#### TO BE DONE:
Where a line contains the word "heading", copy that line in full.

* * * *

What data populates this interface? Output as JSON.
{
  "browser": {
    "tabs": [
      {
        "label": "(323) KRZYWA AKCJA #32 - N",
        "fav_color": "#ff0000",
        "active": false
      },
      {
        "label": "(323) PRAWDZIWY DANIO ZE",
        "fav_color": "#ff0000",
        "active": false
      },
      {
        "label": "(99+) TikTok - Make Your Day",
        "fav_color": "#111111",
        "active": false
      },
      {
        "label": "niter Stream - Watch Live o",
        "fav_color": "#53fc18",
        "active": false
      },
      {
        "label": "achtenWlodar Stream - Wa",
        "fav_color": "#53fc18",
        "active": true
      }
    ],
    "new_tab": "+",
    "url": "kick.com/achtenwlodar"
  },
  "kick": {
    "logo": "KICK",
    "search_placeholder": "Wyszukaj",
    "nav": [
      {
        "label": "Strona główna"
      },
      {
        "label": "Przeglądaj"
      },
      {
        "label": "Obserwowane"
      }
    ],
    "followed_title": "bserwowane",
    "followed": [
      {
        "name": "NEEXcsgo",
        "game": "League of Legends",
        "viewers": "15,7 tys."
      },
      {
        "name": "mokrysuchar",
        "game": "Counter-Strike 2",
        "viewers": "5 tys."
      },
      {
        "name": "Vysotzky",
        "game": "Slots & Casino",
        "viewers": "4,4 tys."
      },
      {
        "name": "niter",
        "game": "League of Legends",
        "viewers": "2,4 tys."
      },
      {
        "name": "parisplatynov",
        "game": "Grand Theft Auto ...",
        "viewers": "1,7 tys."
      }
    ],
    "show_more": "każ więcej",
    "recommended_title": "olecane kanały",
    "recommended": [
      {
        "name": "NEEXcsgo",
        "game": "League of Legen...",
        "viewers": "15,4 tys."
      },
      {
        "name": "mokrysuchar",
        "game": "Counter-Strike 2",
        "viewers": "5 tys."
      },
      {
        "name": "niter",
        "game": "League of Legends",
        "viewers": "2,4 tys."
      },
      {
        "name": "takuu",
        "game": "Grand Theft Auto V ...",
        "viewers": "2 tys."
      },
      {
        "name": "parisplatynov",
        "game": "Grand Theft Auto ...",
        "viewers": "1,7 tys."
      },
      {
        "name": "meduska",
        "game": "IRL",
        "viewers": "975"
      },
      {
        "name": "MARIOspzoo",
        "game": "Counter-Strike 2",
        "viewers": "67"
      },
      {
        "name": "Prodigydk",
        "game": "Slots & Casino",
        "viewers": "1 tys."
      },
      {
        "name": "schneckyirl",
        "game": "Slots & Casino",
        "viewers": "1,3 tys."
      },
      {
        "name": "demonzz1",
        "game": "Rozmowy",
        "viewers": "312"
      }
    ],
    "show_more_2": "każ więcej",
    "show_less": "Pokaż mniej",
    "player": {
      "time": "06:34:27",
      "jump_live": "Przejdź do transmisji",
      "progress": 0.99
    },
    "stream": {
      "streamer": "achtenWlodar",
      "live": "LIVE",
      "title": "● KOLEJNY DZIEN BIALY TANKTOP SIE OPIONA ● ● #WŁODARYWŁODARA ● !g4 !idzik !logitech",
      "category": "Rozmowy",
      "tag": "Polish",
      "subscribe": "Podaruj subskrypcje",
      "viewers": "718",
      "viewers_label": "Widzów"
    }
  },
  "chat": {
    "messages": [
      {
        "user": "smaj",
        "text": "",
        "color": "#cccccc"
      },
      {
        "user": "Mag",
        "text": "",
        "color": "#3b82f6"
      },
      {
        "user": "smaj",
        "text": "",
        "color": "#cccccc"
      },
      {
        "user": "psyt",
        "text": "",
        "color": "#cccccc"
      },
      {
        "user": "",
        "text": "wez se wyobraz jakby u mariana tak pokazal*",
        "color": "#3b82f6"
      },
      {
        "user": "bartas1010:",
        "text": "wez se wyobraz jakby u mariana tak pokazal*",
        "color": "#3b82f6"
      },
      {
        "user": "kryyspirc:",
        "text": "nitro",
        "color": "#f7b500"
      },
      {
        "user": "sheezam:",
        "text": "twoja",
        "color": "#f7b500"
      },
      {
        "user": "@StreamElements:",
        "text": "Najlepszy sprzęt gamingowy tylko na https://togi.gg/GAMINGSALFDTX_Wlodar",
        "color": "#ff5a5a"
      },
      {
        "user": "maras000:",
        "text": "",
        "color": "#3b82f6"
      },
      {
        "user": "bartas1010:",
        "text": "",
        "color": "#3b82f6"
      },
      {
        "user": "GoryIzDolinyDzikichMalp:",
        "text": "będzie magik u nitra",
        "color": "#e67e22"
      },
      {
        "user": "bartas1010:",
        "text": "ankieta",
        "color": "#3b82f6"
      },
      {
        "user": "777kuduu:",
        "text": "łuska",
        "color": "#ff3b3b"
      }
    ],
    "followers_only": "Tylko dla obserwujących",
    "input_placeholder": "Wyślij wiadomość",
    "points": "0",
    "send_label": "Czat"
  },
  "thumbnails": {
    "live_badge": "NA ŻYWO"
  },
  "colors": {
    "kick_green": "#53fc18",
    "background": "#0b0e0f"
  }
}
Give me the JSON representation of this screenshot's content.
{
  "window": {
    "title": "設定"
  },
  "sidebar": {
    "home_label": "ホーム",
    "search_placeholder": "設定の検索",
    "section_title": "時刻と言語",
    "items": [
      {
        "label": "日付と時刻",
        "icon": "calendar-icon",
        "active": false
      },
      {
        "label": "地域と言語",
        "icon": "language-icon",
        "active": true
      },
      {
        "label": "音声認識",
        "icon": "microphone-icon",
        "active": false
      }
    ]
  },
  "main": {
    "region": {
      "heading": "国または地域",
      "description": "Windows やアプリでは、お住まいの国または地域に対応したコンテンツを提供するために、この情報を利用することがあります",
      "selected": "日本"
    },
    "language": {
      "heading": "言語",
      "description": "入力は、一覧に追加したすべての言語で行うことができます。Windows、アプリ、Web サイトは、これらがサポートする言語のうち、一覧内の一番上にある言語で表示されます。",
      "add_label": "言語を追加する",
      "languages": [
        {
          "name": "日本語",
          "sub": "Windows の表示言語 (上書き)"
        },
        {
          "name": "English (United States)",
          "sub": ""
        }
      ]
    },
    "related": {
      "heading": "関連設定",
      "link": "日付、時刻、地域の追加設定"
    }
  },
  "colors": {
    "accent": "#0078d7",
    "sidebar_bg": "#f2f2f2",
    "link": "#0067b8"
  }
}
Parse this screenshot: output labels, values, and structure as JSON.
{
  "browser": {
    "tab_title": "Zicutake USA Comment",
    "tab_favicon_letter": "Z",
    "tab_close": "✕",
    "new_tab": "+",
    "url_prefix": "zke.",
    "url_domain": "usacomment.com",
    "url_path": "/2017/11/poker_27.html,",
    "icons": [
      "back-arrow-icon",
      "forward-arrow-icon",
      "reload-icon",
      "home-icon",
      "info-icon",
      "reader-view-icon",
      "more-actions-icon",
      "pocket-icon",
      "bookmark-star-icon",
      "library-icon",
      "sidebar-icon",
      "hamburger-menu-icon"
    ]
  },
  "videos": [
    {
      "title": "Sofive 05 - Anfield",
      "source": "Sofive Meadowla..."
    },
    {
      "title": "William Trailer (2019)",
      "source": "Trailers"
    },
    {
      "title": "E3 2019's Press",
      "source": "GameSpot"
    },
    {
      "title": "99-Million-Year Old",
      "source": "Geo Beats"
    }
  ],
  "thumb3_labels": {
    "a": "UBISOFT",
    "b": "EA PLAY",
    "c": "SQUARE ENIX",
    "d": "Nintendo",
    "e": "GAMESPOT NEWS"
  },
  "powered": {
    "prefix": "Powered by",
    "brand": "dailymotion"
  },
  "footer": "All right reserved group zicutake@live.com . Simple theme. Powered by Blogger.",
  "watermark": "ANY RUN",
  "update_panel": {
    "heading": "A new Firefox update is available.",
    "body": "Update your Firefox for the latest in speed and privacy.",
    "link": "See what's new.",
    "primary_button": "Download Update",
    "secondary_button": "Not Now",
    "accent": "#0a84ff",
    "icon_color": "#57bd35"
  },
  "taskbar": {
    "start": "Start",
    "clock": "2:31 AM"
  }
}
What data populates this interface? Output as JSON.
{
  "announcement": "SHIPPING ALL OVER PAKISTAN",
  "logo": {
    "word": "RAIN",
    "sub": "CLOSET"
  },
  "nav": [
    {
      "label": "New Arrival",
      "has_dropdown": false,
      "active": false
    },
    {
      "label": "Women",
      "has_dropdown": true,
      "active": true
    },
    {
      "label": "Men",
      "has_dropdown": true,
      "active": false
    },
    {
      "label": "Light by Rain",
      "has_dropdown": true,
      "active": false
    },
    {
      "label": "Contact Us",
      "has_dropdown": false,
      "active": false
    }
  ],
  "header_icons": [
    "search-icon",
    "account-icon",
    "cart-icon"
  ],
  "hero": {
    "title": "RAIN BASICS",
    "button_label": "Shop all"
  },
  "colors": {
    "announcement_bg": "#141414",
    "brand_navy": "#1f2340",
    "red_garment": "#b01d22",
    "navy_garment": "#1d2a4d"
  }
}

* * * *

#### RESPONSE:
      "heading": "国または地域",
      "heading": "言語",
      "heading": "関連設定",
    "heading": "A new Firefox update is available.",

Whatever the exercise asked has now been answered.